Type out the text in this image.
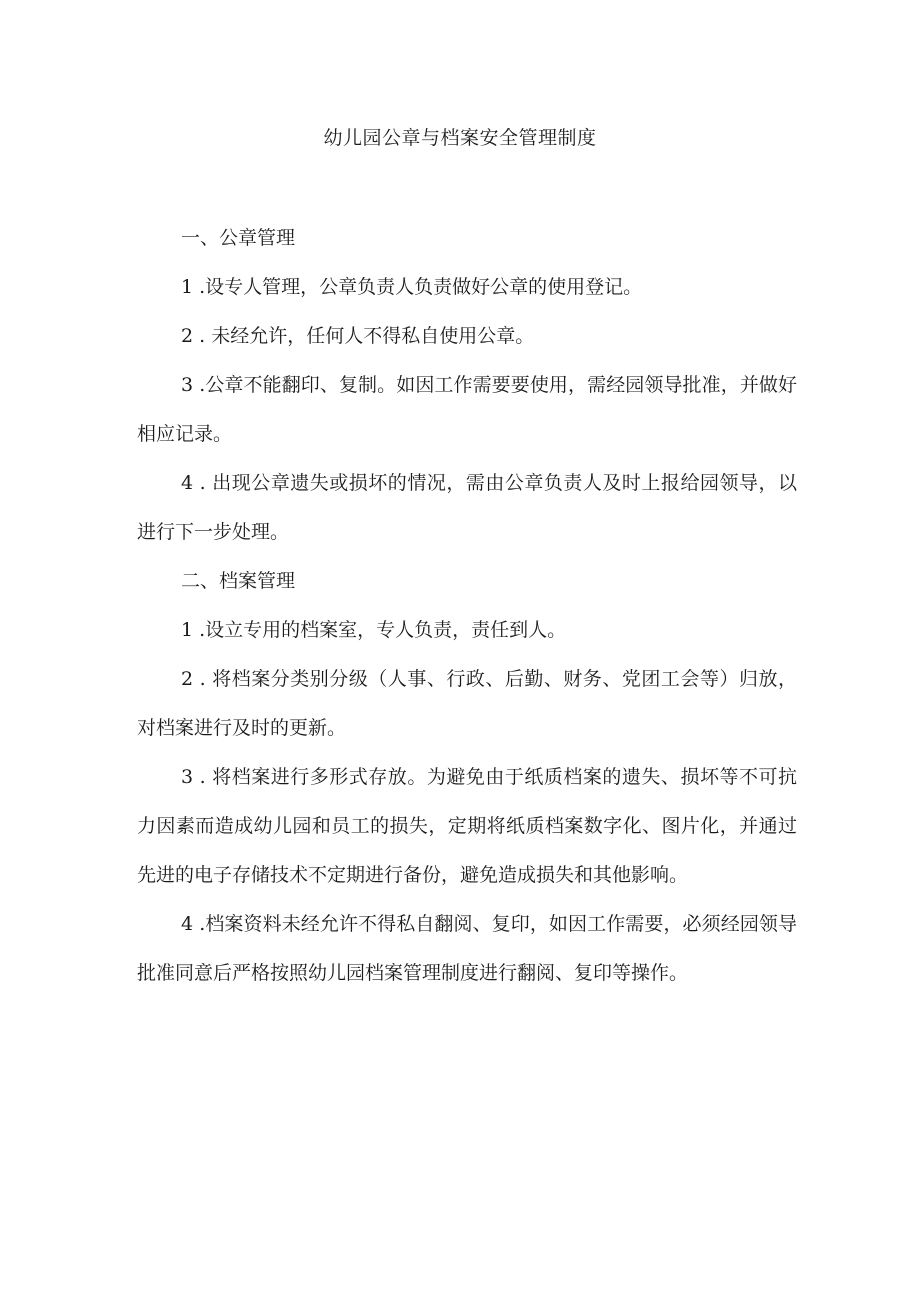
幼儿园公章与档案安全管理制度

一、公章管理

1 .设专人管理，公章负责人负责做好公章的使用登记。

2 . 未经允许，任何人不得私自使用公章。

3 .公章不能翻印、复制。如因工作需要要使用，需经园领导批准，并做好相应记录。

4 . 出现公章遗失或损坏的情况，需由公章负责人及时上报给园领导，以进行下一步处理。

二、档案管理

1 .设立专用的档案室，专人负责，责任到人。

2 . 将档案分类别分级（人事、行政、后勤、财务、党团工会等）归放，对档案进行及时的更新。

3 . 将档案进行多形式存放。为避免由于纸质档案的遗失、损坏等不可抗力因素而造成幼儿园和员工的损失，定期将纸质档案数字化、图片化，并通过先进的电子存储技术不定期进行备份，避免造成损失和其他影响。

4 .档案资料未经允许不得私自翻阅、复印，如因工作需要，必须经园领导批准同意后严格按照幼儿园档案管理制度进行翻阅、复印等操作。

• [Task instructions]
Output all the records, word for word, with no pictures in the copy.

• [Completed task]
Type out the text in this image.
幼儿园公章与档案安全管理制度

一、公章管理

1 .设专人管理，公章负责人负责做好公章的使用登记。

2 . 未经允许，任何人不得私自使用公章。

3 .公章不能翻印、复制。如因工作需要要使用，需经园领导批准，并做好相应记录。

4 . 出现公章遗失或损坏的情况，需由公章负责人及时上报给园领导，以进行下一步处理。

二、档案管理

1 .设立专用的档案室，专人负责，责任到人。

2 . 将档案分类别分级（人事、行政、后勤、财务、党团工会等）归放，对档案进行及时的更新。

3 . 将档案进行多形式存放。为避免由于纸质档案的遗失、损坏等不可抗力因素而造成幼儿园和员工的损失，定期将纸质档案数字化、图片化，并通过先进的电子存储技术不定期进行备份，避免造成损失和其他影响。

4 .档案资料未经允许不得私自翻阅、复印，如因工作需要，必须经园领导批准同意后严格按照幼儿园档案管理制度进行翻阅、复印等操作。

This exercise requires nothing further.